-- begin Records for this exercise --

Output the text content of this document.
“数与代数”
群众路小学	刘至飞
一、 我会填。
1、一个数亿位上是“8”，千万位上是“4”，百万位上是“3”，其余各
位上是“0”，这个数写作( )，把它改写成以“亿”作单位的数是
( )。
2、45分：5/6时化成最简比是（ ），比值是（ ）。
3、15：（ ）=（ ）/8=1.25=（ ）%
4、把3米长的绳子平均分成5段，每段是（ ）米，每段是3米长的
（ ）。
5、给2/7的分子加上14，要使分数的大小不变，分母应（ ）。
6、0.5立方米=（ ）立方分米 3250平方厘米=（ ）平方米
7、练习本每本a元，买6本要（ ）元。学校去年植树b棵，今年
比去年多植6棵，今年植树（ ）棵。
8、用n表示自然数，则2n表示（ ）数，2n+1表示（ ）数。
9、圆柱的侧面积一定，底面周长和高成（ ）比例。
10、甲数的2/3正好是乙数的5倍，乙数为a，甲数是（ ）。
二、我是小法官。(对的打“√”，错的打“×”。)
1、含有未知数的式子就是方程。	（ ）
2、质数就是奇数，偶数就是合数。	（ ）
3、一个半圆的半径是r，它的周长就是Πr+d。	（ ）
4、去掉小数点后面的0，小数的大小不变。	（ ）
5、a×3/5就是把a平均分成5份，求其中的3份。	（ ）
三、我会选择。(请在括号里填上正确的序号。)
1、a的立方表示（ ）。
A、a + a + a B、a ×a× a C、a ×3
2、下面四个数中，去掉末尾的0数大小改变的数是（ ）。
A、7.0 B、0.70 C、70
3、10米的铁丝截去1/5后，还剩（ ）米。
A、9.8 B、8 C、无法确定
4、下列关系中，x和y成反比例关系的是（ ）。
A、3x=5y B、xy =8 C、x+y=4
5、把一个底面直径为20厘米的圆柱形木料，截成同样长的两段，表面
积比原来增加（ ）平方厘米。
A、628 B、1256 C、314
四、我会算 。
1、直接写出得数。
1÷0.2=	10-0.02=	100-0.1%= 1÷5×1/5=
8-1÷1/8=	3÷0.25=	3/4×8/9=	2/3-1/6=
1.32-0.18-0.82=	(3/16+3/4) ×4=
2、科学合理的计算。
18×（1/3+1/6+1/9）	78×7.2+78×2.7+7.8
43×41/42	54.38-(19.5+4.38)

-- end Records for this exercise --

__Directions for this task__. Print the entries exactly. Include every one.

__Answer in full__.
Output the text content of this document.
“数与代数”
群众路小学	刘至飞
一、 我会填。
1、一个数亿位上是“8”，千万位上是“4”，百万位上是“3”，其余各
位上是“0”，这个数写作( )，把它改写成以“亿”作单位的数是
( )。
2、45分：5/6时化成最简比是（ ），比值是（ ）。
3、15：（ ）=（ ）/8=1.25=（ ）%
4、把3米长的绳子平均分成5段，每段是（ ）米，每段是3米长的
（ ）。
5、给2/7的分子加上14，要使分数的大小不变，分母应（ ）。
6、0.5立方米=（ ）立方分米 3250平方厘米=（ ）平方米
7、练习本每本a元，买6本要（ ）元。学校去年植树b棵，今年
比去年多植6棵，今年植树（ ）棵。
8、用n表示自然数，则2n表示（ ）数，2n+1表示（ ）数。
9、圆柱的侧面积一定，底面周长和高成（ ）比例。
10、甲数的2/3正好是乙数的5倍，乙数为a，甲数是（ ）。
二、我是小法官。(对的打“√”，错的打“×”。)
1、含有未知数的式子就是方程。	（ ）
2、质数就是奇数，偶数就是合数。	（ ）
3、一个半圆的半径是r，它的周长就是Πr+d。	（ ）
4、去掉小数点后面的0，小数的大小不变。	（ ）
5、a×3/5就是把a平均分成5份，求其中的3份。	（ ）
三、我会选择。(请在括号里填上正确的序号。)
1、a的立方表示（ ）。
A、a + a + a B、a ×a× a C、a ×3
2、下面四个数中，去掉末尾的0数大小改变的数是（ ）。
A、7.0 B、0.70 C、70
3、10米的铁丝截去1/5后，还剩（ ）米。
A、9.8 B、8 C、无法确定
4、下列关系中，x和y成反比例关系的是（ ）。
A、3x=5y B、xy =8 C、x+y=4
5、把一个底面直径为20厘米的圆柱形木料，截成同样长的两段，表面
积比原来增加（ ）平方厘米。
A、628 B、1256 C、314
四、我会算 。
1、直接写出得数。
1÷0.2=	10-0.02=	100-0.1%= 1÷5×1/5=
8-1÷1/8=	3÷0.25=	3/4×8/9=	2/3-1/6=
1.32-0.18-0.82=	(3/16+3/4) ×4=
2、科学合理的计算。
18×（1/3+1/6+1/9）	78×7.2+78×2.7+7.8
43×41/42	54.38-(19.5+4.38)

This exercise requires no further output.